Directive
Copy the data that follows exactly. Include no pictures.

Data in this exercise
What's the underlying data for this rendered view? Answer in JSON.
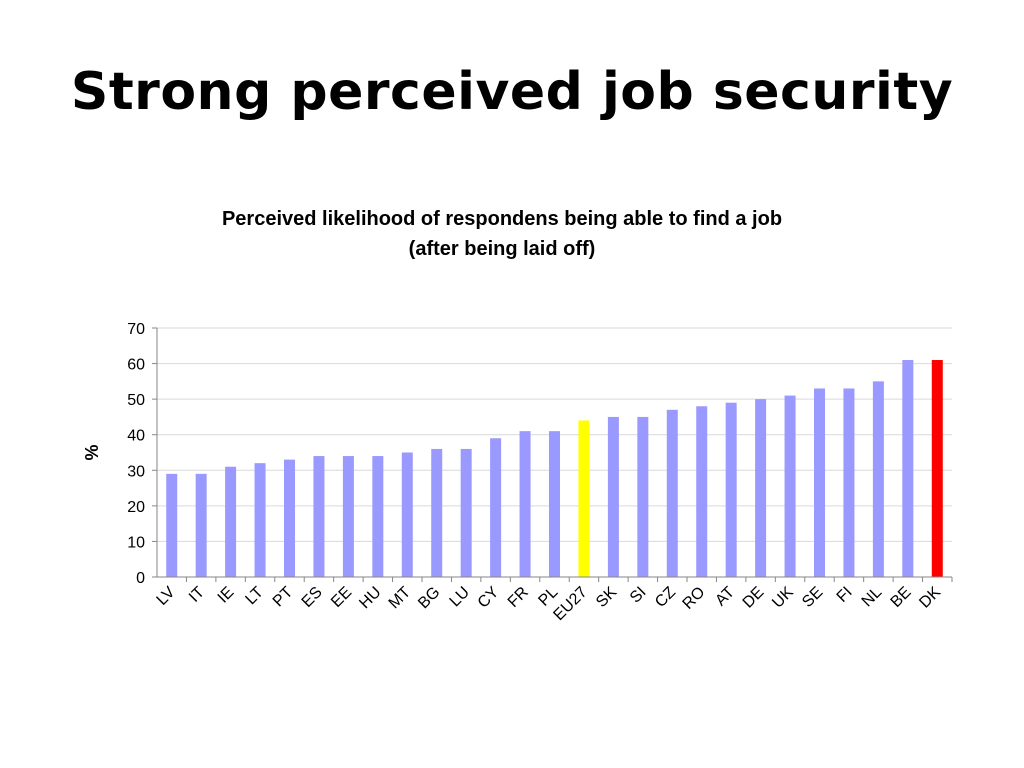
{
  "slide": {
    "title": "Strong perceived job security"
  },
  "chart_data": {
    "type": "bar",
    "title_line1": "Perceived likelihood of respondens being able to find a job",
    "title_line2": "(after being laid off)",
    "xlabel": "",
    "ylabel": "%",
    "ylim": [
      0,
      70
    ],
    "yticks": [
      0,
      10,
      20,
      30,
      40,
      50,
      60,
      70
    ],
    "grid": true,
    "legend": "none",
    "categories": [
      "LV",
      "IT",
      "IE",
      "LT",
      "PT",
      "ES",
      "EE",
      "HU",
      "MT",
      "BG",
      "LU",
      "CY",
      "FR",
      "PL",
      "EU27",
      "SK",
      "SI",
      "CZ",
      "RO",
      "AT",
      "DE",
      "UK",
      "SE",
      "FI",
      "NL",
      "BE",
      "DK"
    ],
    "values": [
      29,
      29,
      31,
      32,
      33,
      34,
      34,
      34,
      35,
      36,
      36,
      39,
      41,
      41,
      44,
      45,
      45,
      47,
      48,
      49,
      50,
      51,
      53,
      53,
      55,
      61,
      61
    ],
    "colors": {
      "default": "#9999ff",
      "EU27": "#ffff00",
      "DK": "#ff0000",
      "grid": "#d9d9d9",
      "axis": "#868686"
    }
  }
}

Solution for this exercise
What's the underlying data for this rendered view? Answer in JSON.
{
  "slide": {
    "title": "Strong perceived job security"
  },
  "chart_data": {
    "type": "bar",
    "title_line1": "Perceived likelihood of respondens being able to find a job",
    "title_line2": "(after being laid off)",
    "xlabel": "",
    "ylabel": "%",
    "ylim": [
      0,
      70
    ],
    "yticks": [
      0,
      10,
      20,
      30,
      40,
      50,
      60,
      70
    ],
    "grid": true,
    "legend": "none",
    "categories": [
      "LV",
      "IT",
      "IE",
      "LT",
      "PT",
      "ES",
      "EE",
      "HU",
      "MT",
      "BG",
      "LU",
      "CY",
      "FR",
      "PL",
      "EU27",
      "SK",
      "SI",
      "CZ",
      "RO",
      "AT",
      "DE",
      "UK",
      "SE",
      "FI",
      "NL",
      "BE",
      "DK"
    ],
    "values": [
      29,
      29,
      31,
      32,
      33,
      34,
      34,
      34,
      35,
      36,
      36,
      39,
      41,
      41,
      44,
      45,
      45,
      47,
      48,
      49,
      50,
      51,
      53,
      53,
      55,
      61,
      61
    ],
    "colors": {
      "default": "#9999ff",
      "EU27": "#ffff00",
      "DK": "#ff0000",
      "grid": "#d9d9d9",
      "axis": "#868686"
    }
  }
}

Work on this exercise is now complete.